**TASK REQUIREMENTS**
Copy each line below in which the string "inverter" occurs.

== PROVIDED DATA ==

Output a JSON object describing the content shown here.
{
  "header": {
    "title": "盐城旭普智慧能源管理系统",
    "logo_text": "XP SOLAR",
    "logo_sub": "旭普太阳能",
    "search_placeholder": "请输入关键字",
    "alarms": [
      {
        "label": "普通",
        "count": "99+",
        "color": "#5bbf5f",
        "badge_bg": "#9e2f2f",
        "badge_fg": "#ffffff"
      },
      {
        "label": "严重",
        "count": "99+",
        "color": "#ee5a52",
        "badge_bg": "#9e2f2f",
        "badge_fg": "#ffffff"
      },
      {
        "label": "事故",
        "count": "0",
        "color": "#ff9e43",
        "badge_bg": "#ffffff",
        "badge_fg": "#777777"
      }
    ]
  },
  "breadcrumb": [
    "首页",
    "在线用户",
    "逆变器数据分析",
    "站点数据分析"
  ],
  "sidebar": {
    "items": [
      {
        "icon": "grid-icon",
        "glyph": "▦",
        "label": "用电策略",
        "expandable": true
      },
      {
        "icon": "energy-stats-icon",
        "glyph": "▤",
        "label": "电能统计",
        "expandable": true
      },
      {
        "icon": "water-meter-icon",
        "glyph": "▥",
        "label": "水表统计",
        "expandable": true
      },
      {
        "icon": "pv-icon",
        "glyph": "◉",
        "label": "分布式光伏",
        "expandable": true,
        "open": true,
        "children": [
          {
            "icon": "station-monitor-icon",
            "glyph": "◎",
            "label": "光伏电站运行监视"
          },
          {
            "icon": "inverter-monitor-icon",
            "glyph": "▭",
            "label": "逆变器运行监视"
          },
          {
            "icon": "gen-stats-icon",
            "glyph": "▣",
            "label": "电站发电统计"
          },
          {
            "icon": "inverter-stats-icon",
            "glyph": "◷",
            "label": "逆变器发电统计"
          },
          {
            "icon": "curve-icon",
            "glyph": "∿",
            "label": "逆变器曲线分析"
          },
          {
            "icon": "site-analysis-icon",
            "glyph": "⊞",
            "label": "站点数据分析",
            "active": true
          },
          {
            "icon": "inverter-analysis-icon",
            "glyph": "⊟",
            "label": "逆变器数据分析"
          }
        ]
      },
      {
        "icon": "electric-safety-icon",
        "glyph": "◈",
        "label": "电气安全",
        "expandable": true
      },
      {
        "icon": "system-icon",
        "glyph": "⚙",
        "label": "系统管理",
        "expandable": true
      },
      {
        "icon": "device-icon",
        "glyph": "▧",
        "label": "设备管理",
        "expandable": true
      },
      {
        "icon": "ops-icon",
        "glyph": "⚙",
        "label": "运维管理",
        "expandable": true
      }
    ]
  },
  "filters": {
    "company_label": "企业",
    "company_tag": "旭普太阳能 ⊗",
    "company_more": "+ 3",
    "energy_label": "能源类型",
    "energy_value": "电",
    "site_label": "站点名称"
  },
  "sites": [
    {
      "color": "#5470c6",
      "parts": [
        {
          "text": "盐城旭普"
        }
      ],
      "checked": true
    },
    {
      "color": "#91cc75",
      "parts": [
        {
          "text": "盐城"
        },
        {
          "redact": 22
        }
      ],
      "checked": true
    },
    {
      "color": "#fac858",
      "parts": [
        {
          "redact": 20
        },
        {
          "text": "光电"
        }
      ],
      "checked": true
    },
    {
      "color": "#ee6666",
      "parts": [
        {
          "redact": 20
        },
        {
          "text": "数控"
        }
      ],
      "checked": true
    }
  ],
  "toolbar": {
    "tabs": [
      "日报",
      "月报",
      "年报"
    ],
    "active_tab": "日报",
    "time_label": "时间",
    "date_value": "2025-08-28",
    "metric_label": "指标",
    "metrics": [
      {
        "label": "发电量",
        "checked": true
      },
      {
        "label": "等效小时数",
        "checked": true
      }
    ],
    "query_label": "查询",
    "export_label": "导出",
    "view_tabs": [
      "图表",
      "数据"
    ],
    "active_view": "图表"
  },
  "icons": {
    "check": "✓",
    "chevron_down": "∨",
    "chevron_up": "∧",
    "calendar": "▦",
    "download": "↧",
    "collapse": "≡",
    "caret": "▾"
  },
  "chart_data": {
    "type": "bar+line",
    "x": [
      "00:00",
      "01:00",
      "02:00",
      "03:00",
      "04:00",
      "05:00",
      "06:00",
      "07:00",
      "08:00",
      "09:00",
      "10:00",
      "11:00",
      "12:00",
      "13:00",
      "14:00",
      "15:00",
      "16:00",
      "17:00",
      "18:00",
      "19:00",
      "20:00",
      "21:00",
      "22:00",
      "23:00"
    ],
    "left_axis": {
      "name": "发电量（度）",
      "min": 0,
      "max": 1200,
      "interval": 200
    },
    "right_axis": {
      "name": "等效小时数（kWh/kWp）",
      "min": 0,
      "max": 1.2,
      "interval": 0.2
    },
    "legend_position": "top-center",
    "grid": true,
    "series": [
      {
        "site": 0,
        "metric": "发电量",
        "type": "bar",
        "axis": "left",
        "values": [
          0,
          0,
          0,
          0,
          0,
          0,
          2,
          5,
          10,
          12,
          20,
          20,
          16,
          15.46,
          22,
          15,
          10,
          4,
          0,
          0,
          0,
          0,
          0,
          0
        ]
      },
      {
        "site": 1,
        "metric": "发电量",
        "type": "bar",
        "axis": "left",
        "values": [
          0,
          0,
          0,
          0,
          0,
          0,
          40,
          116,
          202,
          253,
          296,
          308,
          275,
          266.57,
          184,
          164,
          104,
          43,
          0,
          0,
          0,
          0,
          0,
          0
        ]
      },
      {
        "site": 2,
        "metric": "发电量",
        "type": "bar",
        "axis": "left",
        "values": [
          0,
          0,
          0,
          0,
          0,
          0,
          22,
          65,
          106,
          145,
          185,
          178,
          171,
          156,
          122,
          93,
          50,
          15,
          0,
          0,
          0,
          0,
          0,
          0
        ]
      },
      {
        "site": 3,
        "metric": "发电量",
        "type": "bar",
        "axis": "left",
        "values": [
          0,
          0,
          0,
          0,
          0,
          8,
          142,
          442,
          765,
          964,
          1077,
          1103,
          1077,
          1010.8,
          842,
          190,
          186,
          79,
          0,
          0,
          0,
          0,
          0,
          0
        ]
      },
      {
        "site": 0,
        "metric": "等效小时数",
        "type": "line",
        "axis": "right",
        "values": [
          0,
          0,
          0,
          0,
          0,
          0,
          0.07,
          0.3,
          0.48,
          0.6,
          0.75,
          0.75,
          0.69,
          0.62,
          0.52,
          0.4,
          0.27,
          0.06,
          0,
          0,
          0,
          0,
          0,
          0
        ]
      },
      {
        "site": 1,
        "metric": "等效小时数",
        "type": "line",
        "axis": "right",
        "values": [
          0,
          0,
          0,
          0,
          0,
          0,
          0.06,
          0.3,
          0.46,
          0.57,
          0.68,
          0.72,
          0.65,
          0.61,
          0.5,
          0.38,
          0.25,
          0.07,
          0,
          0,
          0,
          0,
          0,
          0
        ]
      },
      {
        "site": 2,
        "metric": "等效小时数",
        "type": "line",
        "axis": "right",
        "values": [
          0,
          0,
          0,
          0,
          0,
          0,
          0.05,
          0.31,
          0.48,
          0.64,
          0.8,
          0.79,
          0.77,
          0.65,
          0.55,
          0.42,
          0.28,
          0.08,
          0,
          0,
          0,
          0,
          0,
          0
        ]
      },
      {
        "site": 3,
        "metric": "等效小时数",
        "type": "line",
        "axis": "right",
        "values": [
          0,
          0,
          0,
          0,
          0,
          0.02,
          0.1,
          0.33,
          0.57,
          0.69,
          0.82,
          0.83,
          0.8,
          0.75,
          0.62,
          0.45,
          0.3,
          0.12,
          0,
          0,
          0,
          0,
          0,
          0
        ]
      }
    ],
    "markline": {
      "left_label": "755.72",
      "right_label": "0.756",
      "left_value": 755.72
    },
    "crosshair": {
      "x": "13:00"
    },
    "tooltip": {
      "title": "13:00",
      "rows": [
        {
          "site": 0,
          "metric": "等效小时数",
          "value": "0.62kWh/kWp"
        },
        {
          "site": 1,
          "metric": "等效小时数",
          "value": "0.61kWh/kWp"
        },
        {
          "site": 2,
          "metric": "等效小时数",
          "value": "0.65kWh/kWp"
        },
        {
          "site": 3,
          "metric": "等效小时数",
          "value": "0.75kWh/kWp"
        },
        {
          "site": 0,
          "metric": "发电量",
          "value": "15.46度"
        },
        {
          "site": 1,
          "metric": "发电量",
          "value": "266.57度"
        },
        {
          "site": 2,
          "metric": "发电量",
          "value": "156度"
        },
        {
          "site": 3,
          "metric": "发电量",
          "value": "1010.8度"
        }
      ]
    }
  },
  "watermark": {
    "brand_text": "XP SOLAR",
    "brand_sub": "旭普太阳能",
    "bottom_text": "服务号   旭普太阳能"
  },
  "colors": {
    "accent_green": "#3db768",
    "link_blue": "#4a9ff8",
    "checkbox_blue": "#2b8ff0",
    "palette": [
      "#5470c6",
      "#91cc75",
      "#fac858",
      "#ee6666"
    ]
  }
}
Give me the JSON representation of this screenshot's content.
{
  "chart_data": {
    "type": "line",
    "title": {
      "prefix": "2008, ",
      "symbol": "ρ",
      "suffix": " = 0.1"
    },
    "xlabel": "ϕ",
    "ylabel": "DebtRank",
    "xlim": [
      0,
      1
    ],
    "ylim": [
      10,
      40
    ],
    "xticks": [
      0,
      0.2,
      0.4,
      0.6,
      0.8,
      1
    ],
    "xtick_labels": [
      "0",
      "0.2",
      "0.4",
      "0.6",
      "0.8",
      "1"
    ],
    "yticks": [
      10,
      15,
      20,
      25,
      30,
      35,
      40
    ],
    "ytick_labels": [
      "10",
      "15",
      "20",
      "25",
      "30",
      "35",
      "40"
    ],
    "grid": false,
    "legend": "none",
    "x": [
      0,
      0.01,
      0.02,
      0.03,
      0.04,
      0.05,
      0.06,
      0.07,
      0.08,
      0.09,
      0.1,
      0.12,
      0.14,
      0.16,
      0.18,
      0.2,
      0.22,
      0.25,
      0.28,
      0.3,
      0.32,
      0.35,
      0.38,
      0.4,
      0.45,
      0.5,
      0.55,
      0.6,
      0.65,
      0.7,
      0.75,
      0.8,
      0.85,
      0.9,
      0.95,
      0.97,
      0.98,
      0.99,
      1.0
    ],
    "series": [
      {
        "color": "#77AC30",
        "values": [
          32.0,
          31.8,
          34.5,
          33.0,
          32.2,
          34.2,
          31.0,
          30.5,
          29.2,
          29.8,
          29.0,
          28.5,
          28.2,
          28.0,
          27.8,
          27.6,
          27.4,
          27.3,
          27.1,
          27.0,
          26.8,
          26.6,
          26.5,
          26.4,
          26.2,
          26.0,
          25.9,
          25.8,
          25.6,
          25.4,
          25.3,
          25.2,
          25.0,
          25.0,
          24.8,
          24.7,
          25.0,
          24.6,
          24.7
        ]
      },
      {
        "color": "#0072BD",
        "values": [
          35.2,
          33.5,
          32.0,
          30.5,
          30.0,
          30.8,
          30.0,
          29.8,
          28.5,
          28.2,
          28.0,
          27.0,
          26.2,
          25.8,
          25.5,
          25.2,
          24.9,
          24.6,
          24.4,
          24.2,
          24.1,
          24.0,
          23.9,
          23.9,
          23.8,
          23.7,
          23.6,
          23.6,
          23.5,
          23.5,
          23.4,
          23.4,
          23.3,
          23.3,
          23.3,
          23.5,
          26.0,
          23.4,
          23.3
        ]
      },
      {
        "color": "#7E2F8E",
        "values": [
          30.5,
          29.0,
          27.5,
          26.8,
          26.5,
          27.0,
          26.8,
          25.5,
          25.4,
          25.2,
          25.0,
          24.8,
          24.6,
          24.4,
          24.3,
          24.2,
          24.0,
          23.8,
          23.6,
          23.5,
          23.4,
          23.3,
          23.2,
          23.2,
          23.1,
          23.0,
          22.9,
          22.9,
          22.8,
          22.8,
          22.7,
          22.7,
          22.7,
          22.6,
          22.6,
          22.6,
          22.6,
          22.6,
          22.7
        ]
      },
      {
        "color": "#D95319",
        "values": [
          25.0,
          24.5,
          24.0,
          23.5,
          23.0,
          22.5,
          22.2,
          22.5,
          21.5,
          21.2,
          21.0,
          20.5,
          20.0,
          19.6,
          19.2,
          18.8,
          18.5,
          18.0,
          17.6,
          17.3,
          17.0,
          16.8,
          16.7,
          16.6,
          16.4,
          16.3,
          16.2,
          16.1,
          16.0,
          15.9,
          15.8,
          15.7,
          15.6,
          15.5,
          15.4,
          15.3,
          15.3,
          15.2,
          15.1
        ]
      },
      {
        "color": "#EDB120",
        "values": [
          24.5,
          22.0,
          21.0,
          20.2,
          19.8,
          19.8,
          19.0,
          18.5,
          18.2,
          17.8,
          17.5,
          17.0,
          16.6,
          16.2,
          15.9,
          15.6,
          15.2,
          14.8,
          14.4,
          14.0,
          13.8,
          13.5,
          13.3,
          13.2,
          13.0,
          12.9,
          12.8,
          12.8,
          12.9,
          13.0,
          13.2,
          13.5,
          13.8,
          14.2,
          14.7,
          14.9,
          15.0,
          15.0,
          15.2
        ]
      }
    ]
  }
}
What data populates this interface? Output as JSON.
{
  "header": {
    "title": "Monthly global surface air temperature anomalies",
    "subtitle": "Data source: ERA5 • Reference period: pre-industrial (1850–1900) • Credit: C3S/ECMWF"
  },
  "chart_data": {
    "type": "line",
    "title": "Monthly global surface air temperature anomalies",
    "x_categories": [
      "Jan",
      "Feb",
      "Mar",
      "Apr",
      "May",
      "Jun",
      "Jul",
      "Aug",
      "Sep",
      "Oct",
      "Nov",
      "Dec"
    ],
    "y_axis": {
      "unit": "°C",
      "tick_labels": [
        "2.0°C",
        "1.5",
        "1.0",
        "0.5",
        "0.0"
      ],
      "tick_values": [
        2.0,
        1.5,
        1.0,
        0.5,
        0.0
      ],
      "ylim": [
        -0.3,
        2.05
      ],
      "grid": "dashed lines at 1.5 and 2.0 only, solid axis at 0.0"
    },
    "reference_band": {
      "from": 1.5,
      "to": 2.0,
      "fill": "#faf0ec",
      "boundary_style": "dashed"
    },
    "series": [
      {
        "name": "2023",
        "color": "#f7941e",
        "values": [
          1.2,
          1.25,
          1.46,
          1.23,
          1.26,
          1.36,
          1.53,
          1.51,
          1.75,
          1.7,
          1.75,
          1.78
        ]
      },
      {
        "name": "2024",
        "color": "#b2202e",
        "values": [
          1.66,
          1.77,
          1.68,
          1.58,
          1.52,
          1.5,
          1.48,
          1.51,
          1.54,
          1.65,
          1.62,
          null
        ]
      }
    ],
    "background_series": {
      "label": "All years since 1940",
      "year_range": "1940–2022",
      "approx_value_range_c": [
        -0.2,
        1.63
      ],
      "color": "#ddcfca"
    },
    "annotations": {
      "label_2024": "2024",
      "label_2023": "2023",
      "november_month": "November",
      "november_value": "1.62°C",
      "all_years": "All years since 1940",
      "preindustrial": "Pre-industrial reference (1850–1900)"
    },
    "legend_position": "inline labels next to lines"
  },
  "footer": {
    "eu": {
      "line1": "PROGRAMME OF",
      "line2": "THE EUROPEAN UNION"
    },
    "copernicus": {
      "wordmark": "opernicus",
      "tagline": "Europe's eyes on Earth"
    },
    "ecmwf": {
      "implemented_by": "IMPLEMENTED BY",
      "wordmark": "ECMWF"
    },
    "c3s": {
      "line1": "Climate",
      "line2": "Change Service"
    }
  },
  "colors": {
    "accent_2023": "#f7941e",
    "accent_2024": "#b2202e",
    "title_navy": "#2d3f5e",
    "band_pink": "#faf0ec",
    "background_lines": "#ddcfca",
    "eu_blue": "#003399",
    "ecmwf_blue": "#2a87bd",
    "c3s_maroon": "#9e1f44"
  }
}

===

**CORRECT RESPONSE**
            "icon": "inverter-monitor-icon",
            "icon": "inverter-stats-icon",
            "icon": "inverter-analysis-icon",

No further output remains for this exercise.